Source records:
···

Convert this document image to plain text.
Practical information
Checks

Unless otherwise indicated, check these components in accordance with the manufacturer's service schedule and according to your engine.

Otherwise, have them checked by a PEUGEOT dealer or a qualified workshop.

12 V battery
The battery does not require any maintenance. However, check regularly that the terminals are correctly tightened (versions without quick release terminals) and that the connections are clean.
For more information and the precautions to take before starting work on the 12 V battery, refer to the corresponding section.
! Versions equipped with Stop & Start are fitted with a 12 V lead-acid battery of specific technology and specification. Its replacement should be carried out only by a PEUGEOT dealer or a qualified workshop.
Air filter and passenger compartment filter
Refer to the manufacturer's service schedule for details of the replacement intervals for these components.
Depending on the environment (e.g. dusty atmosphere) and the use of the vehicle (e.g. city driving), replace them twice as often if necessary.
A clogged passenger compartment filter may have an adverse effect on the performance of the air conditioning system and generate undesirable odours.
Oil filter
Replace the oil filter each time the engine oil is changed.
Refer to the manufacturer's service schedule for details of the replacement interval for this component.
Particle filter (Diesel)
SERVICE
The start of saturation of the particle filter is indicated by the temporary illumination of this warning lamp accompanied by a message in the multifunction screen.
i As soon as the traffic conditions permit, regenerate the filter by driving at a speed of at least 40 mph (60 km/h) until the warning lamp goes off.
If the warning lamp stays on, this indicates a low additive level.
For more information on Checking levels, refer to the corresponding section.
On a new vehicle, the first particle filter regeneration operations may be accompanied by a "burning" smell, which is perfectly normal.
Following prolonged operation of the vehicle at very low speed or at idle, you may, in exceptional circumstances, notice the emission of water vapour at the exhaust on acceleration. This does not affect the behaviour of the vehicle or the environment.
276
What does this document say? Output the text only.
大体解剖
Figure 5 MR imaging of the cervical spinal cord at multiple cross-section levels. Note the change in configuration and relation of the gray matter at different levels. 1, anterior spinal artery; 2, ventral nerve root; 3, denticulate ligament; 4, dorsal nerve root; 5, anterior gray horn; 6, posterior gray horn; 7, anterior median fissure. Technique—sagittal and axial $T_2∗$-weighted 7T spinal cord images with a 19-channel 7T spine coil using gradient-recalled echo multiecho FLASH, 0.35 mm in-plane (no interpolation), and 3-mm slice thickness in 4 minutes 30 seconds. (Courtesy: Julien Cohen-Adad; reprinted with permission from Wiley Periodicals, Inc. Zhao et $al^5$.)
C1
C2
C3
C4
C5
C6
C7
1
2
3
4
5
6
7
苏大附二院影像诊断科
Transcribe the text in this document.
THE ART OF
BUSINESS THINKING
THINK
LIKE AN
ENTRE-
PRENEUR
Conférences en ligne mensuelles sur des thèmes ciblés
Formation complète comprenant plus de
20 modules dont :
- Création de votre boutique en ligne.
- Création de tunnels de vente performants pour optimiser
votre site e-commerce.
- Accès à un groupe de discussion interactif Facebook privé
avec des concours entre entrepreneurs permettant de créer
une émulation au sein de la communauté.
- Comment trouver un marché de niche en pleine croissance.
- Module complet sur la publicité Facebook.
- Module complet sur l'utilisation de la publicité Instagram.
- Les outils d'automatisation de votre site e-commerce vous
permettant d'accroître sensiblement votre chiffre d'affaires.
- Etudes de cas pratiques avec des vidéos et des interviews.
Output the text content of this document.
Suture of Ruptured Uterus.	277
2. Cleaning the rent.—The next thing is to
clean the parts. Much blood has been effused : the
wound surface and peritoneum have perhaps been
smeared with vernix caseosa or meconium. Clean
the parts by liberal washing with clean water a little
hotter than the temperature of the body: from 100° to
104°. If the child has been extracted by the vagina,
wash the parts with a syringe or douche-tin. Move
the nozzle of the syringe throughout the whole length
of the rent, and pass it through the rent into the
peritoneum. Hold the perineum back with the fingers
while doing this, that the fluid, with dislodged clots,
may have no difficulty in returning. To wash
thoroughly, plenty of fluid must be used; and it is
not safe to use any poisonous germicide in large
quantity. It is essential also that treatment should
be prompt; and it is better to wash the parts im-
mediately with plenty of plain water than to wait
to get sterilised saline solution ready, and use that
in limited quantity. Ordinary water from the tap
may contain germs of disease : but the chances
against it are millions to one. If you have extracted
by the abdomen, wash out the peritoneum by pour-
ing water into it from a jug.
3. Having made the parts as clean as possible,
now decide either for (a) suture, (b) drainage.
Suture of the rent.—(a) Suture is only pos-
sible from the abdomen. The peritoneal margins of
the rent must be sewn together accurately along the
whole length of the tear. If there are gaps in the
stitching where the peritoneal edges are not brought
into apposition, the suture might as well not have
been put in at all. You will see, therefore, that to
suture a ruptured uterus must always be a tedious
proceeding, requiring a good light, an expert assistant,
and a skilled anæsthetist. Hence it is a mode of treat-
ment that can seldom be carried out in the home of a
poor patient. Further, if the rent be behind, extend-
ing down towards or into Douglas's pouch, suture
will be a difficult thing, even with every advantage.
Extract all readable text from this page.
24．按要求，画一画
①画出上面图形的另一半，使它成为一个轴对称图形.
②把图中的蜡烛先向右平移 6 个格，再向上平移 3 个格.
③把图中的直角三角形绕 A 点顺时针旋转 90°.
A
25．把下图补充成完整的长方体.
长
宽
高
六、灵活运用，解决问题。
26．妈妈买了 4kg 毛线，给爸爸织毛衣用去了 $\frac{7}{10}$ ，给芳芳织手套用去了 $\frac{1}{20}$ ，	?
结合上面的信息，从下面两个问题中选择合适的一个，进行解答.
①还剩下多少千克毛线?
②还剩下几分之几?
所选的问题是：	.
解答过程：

···

● **To do**
Track down every line with the word "details" and copy it.

● **The result**
Refer to the manufacturer's service schedule for details of the replacement intervals for these components.
Refer to the manufacturer's service schedule for details of the replacement interval for this component.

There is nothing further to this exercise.